**GIVEN TASK**
Show, in full, each line of the data that contains "from".

**DATA PROVIDED**
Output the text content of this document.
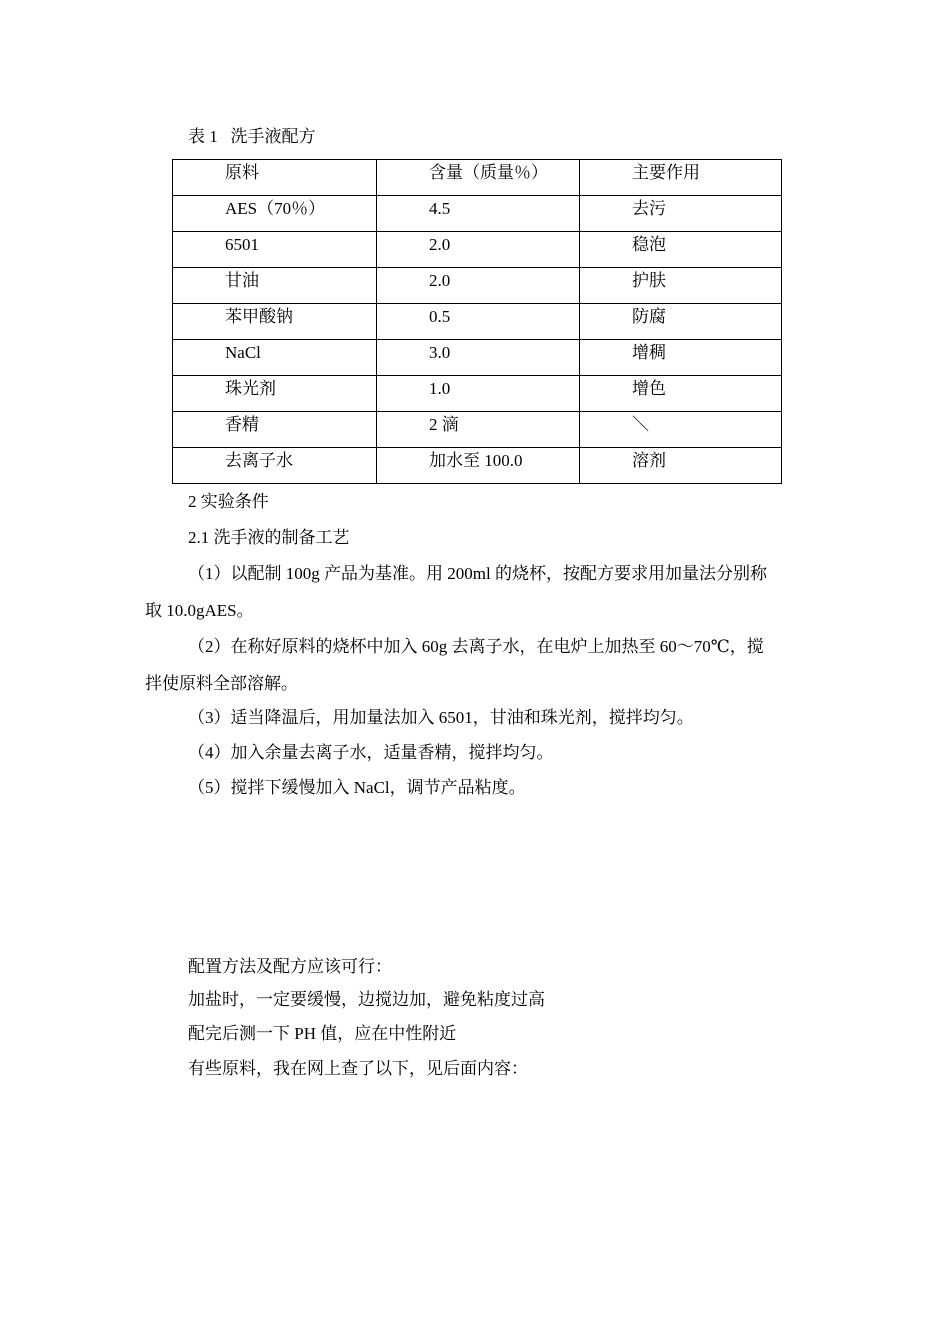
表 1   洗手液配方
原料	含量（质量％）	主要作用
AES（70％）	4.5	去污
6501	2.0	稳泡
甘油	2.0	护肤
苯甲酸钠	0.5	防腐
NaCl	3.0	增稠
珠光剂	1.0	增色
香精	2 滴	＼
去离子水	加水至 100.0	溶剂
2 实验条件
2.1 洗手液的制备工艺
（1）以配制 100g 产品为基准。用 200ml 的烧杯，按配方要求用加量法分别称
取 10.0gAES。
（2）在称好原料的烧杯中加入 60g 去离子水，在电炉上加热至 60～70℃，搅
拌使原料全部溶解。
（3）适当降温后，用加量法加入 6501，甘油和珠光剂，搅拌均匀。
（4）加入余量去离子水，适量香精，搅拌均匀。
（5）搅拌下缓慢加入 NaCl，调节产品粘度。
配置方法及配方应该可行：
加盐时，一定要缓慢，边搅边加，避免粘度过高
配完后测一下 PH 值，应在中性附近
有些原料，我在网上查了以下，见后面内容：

* * *

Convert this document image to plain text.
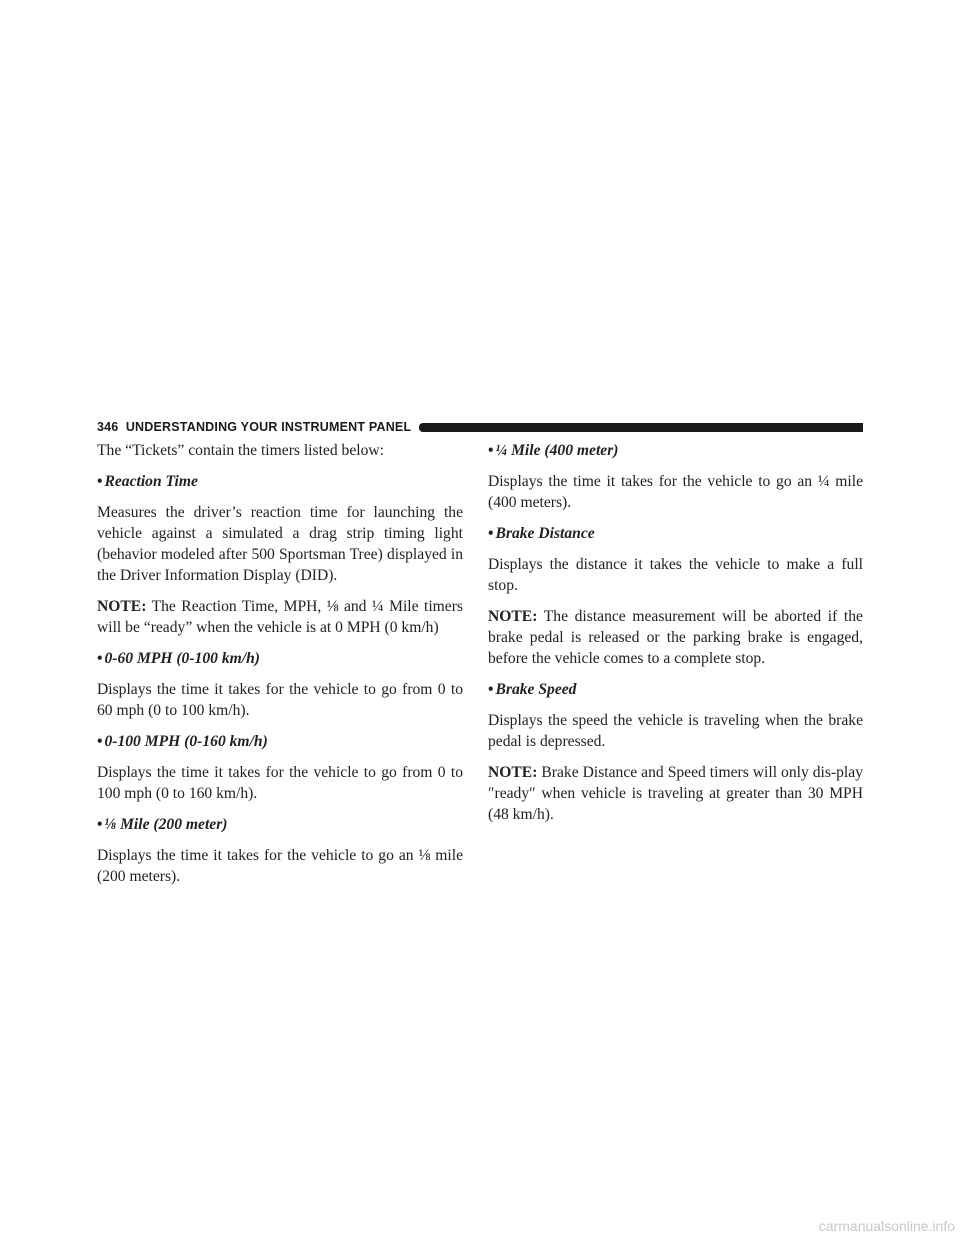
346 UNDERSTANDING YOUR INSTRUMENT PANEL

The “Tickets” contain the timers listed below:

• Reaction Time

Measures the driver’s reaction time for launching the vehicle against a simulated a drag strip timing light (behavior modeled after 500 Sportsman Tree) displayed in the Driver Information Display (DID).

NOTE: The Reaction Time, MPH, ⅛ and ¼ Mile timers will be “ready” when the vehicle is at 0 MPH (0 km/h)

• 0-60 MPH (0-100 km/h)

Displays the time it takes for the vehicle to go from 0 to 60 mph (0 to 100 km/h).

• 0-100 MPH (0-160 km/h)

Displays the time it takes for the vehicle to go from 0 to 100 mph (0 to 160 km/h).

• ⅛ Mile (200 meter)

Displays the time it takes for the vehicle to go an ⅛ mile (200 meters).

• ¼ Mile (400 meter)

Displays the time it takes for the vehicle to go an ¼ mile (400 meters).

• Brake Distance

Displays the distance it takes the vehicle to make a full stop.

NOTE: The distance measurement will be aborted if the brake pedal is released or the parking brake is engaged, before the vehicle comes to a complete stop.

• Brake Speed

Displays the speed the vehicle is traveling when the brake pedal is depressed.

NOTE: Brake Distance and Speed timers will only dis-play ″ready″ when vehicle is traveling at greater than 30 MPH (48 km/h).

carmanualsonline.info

**TASK OUTPUT**
Displays the time it takes for the vehicle to go from 0 to 60 mph (0 to 100 km/h).
Displays the time it takes for the vehicle to go from 0 to 100 mph (0 to 160 km/h).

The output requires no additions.